Echo the lines of the data verbatim, starting at the first line and ending at the line that contains "curve-name: Δρ bbox=[592, 82, 606, 94]", including both ends.

[Records from a data source]
►

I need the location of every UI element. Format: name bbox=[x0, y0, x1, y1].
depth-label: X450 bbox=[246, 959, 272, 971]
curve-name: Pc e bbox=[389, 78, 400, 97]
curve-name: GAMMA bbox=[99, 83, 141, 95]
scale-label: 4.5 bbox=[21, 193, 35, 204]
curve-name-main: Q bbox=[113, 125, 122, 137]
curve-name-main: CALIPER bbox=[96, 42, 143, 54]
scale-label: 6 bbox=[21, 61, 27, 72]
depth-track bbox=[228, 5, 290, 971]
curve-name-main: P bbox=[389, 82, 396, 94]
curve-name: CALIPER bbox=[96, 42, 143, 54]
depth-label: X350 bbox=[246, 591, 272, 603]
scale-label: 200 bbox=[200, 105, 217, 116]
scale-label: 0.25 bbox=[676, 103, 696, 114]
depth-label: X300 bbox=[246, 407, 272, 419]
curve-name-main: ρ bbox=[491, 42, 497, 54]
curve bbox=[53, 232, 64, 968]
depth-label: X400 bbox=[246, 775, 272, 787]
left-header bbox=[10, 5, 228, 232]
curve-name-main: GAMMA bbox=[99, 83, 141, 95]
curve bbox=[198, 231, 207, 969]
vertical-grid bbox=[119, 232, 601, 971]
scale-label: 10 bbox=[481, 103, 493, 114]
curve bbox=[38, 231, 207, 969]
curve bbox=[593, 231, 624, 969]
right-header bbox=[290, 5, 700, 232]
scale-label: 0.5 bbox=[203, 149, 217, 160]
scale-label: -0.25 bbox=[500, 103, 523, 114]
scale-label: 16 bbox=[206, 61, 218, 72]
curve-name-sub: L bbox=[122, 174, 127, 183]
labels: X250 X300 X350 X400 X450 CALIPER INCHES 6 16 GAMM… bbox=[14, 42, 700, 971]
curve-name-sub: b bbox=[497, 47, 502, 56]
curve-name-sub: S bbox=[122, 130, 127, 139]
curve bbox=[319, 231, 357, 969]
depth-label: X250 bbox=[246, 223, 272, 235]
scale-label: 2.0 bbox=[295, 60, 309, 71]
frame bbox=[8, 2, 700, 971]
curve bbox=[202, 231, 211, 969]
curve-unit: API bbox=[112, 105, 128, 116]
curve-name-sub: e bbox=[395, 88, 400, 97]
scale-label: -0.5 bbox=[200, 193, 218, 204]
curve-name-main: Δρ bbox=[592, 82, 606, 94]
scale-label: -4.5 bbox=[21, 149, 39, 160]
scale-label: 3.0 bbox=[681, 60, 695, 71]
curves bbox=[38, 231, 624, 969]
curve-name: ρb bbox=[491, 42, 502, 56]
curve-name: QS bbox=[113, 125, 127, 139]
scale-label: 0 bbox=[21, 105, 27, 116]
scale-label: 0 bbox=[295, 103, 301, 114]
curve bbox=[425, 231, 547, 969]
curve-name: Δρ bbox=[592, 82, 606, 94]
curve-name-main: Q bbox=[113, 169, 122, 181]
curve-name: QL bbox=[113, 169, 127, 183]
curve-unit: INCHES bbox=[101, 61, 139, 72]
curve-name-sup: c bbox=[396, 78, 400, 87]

◄

### [WRITTEN SOLUTION]
I need the location of every UI element. Format: name bbox=[x0, y0, x1, y1].
depth-label: X450 bbox=[246, 959, 272, 971]
curve-name: Pc e bbox=[389, 78, 400, 97]
curve-name: GAMMA bbox=[99, 83, 141, 95]
scale-label: 4.5 bbox=[21, 193, 35, 204]
curve-name-main: Q bbox=[113, 125, 122, 137]
curve-name-main: CALIPER bbox=[96, 42, 143, 54]
scale-label: 6 bbox=[21, 61, 27, 72]
depth-track bbox=[228, 5, 290, 971]
curve-name-main: P bbox=[389, 82, 396, 94]
curve-name: CALIPER bbox=[96, 42, 143, 54]
depth-label: X350 bbox=[246, 591, 272, 603]
scale-label: 200 bbox=[200, 105, 217, 116]
scale-label: 0.25 bbox=[676, 103, 696, 114]
depth-label: X300 bbox=[246, 407, 272, 419]
curve-name-main: ρ bbox=[491, 42, 497, 54]
curve bbox=[53, 232, 64, 968]
depth-label: X400 bbox=[246, 775, 272, 787]
left-header bbox=[10, 5, 228, 232]
curve-name-main: GAMMA bbox=[99, 83, 141, 95]
curve bbox=[198, 231, 207, 969]
vertical-grid bbox=[119, 232, 601, 971]
scale-label: 10 bbox=[481, 103, 493, 114]
curve bbox=[38, 231, 207, 969]
curve bbox=[593, 231, 624, 969]
right-header bbox=[290, 5, 700, 232]
scale-label: 0.5 bbox=[203, 149, 217, 160]
scale-label: -0.25 bbox=[500, 103, 523, 114]
scale-label: 16 bbox=[206, 61, 218, 72]
curve-name-sub: L bbox=[122, 174, 127, 183]
labels: X250 X300 X350 X400 X450 CALIPER INCHES 6 16 GAMM… bbox=[14, 42, 700, 971]
curve-name-sub: b bbox=[497, 47, 502, 56]
curve-name-sub: S bbox=[122, 130, 127, 139]
curve bbox=[319, 231, 357, 969]
depth-label: X250 bbox=[246, 223, 272, 235]
scale-label: 2.0 bbox=[295, 60, 309, 71]
frame bbox=[8, 2, 700, 971]
curve bbox=[202, 231, 211, 969]
curve-unit: API bbox=[112, 105, 128, 116]
curve-name-sub: e bbox=[395, 88, 400, 97]
scale-label: -0.5 bbox=[200, 193, 218, 204]
curve-name-main: Δρ bbox=[592, 82, 606, 94]
scale-label: -4.5 bbox=[21, 149, 39, 160]
scale-label: 3.0 bbox=[681, 60, 695, 71]
curves bbox=[38, 231, 624, 969]
curve-name: ρb bbox=[491, 42, 502, 56]
curve-name: QS bbox=[113, 125, 127, 139]
scale-label: 0 bbox=[21, 105, 27, 116]
scale-label: 0 bbox=[295, 103, 301, 114]
curve bbox=[425, 231, 547, 969]
curve-name: Δρ bbox=[592, 82, 606, 94]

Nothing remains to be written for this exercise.